Given problem: Every line of the material is to be repeated exactly as it stands.
[START OF Source material]
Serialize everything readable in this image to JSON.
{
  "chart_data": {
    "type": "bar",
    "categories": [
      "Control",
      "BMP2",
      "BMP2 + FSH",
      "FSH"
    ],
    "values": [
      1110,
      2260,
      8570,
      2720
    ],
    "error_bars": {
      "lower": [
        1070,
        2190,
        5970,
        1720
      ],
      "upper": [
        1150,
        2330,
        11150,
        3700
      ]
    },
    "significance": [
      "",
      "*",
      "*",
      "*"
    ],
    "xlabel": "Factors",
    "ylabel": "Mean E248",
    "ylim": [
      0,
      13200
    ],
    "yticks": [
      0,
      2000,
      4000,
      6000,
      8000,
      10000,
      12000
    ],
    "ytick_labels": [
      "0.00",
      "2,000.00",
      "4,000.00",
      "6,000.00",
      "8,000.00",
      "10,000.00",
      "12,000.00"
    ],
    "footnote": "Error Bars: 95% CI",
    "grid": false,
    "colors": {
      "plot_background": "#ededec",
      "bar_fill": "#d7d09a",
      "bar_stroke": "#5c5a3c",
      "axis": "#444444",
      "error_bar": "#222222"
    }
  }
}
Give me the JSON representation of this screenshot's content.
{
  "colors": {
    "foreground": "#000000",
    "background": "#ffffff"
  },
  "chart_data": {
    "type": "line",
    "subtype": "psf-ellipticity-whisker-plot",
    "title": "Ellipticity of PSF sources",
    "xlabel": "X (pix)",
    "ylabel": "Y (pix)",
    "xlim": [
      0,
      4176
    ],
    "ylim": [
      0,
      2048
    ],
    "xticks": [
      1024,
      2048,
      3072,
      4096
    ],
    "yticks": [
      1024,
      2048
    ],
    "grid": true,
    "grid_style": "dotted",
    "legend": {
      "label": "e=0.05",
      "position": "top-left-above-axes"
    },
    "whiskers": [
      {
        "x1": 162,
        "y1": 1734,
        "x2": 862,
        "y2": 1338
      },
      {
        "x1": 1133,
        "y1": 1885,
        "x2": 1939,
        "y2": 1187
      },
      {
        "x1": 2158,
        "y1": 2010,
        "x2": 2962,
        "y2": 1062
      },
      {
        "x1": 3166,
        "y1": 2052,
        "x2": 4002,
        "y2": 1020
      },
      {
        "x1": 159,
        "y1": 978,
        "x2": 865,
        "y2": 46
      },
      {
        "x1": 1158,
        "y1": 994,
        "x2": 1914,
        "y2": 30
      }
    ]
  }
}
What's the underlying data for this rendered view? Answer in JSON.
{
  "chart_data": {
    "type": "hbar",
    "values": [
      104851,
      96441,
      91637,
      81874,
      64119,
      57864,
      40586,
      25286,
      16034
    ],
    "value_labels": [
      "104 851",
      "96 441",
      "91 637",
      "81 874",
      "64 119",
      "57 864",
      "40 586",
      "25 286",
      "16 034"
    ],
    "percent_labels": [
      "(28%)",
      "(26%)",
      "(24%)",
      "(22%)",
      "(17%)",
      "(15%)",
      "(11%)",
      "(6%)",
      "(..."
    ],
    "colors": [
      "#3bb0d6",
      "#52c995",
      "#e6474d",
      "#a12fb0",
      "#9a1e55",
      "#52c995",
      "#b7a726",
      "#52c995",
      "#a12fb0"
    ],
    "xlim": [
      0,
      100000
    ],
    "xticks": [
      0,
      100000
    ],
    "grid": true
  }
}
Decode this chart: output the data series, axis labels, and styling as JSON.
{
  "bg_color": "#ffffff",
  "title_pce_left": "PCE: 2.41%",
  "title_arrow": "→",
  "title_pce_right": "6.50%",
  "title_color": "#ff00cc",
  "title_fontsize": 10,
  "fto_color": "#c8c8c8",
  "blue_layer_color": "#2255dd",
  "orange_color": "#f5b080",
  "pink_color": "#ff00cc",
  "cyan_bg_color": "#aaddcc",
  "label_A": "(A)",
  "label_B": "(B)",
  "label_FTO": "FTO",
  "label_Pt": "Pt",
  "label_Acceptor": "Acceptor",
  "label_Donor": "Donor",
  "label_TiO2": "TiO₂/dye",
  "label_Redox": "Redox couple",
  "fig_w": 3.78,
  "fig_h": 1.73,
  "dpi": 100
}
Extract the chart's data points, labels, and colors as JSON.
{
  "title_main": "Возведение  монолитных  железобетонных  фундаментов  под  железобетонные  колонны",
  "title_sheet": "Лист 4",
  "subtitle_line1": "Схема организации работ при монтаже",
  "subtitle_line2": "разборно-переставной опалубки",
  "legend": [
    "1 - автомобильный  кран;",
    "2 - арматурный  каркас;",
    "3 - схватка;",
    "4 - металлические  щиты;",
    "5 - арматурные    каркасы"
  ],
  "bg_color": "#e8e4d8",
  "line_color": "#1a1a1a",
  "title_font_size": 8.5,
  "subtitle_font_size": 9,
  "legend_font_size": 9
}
[END OF Source material]
Response to the task:
Serialize everything readable in this image to JSON.
{
  "chart_data": {
    "type": "bar",
    "categories": [
      "Control",
      "BMP2",
      "BMP2 + FSH",
      "FSH"
    ],
    "values": [
      1110,
      2260,
      8570,
      2720
    ],
    "error_bars": {
      "lower": [
        1070,
        2190,
        5970,
        1720
      ],
      "upper": [
        1150,
        2330,
        11150,
        3700
      ]
    },
    "significance": [
      "",
      "*",
      "*",
      "*"
    ],
    "xlabel": "Factors",
    "ylabel": "Mean E248",
    "ylim": [
      0,
      13200
    ],
    "yticks": [
      0,
      2000,
      4000,
      6000,
      8000,
      10000,
      12000
    ],
    "ytick_labels": [
      "0.00",
      "2,000.00",
      "4,000.00",
      "6,000.00",
      "8,000.00",
      "10,000.00",
      "12,000.00"
    ],
    "footnote": "Error Bars: 95% CI",
    "grid": false,
    "colors": {
      "plot_background": "#ededec",
      "bar_fill": "#d7d09a",
      "bar_stroke": "#5c5a3c",
      "axis": "#444444",
      "error_bar": "#222222"
    }
  }
}
Give me the JSON representation of this screenshot's content.
{
  "colors": {
    "foreground": "#000000",
    "background": "#ffffff"
  },
  "chart_data": {
    "type": "line",
    "subtype": "psf-ellipticity-whisker-plot",
    "title": "Ellipticity of PSF sources",
    "xlabel": "X (pix)",
    "ylabel": "Y (pix)",
    "xlim": [
      0,
      4176
    ],
    "ylim": [
      0,
      2048
    ],
    "xticks": [
      1024,
      2048,
      3072,
      4096
    ],
    "yticks": [
      1024,
      2048
    ],
    "grid": true,
    "grid_style": "dotted",
    "legend": {
      "label": "e=0.05",
      "position": "top-left-above-axes"
    },
    "whiskers": [
      {
        "x1": 162,
        "y1": 1734,
        "x2": 862,
        "y2": 1338
      },
      {
        "x1": 1133,
        "y1": 1885,
        "x2": 1939,
        "y2": 1187
      },
      {
        "x1": 2158,
        "y1": 2010,
        "x2": 2962,
        "y2": 1062
      },
      {
        "x1": 3166,
        "y1": 2052,
        "x2": 4002,
        "y2": 1020
      },
      {
        "x1": 159,
        "y1": 978,
        "x2": 865,
        "y2": 46
      },
      {
        "x1": 1158,
        "y1": 994,
        "x2": 1914,
        "y2": 30
      }
    ]
  }
}
What's the underlying data for this rendered view? Answer in JSON.
{
  "chart_data": {
    "type": "hbar",
    "values": [
      104851,
      96441,
      91637,
      81874,
      64119,
      57864,
      40586,
      25286,
      16034
    ],
    "value_labels": [
      "104 851",
      "96 441",
      "91 637",
      "81 874",
      "64 119",
      "57 864",
      "40 586",
      "25 286",
      "16 034"
    ],
    "percent_labels": [
      "(28%)",
      "(26%)",
      "(24%)",
      "(22%)",
      "(17%)",
      "(15%)",
      "(11%)",
      "(6%)",
      "(..."
    ],
    "colors": [
      "#3bb0d6",
      "#52c995",
      "#e6474d",
      "#a12fb0",
      "#9a1e55",
      "#52c995",
      "#b7a726",
      "#52c995",
      "#a12fb0"
    ],
    "xlim": [
      0,
      100000
    ],
    "xticks": [
      0,
      100000
    ],
    "grid": true
  }
}
Decode this chart: output the data series, axis labels, and styling as JSON.
{
  "bg_color": "#ffffff",
  "title_pce_left": "PCE: 2.41%",
  "title_arrow": "→",
  "title_pce_right": "6.50%",
  "title_color": "#ff00cc",
  "title_fontsize": 10,
  "fto_color": "#c8c8c8",
  "blue_layer_color": "#2255dd",
  "orange_color": "#f5b080",
  "pink_color": "#ff00cc",
  "cyan_bg_color": "#aaddcc",
  "label_A": "(A)",
  "label_B": "(B)",
  "label_FTO": "FTO",
  "label_Pt": "Pt",
  "label_Acceptor": "Acceptor",
  "label_Donor": "Donor",
  "label_TiO2": "TiO₂/dye",
  "label_Redox": "Redox couple",
  "fig_w": 3.78,
  "fig_h": 1.73,
  "dpi": 100
}
Extract the chart's data points, labels, and colors as JSON.
{
  "title_main": "Возведение  монолитных  железобетонных  фундаментов  под  железобетонные  колонны",
  "title_sheet": "Лист 4",
  "subtitle_line1": "Схема организации работ при монтаже",
  "subtitle_line2": "разборно-переставной опалубки",
  "legend": [
    "1 - автомобильный  кран;",
    "2 - арматурный  каркас;",
    "3 - схватка;",
    "4 - металлические  щиты;",
    "5 - арматурные    каркасы"
  ],
  "bg_color": "#e8e4d8",
  "line_color": "#1a1a1a",
  "title_font_size": 8.5,
  "subtitle_font_size": 9,
  "legend_font_size": 9
}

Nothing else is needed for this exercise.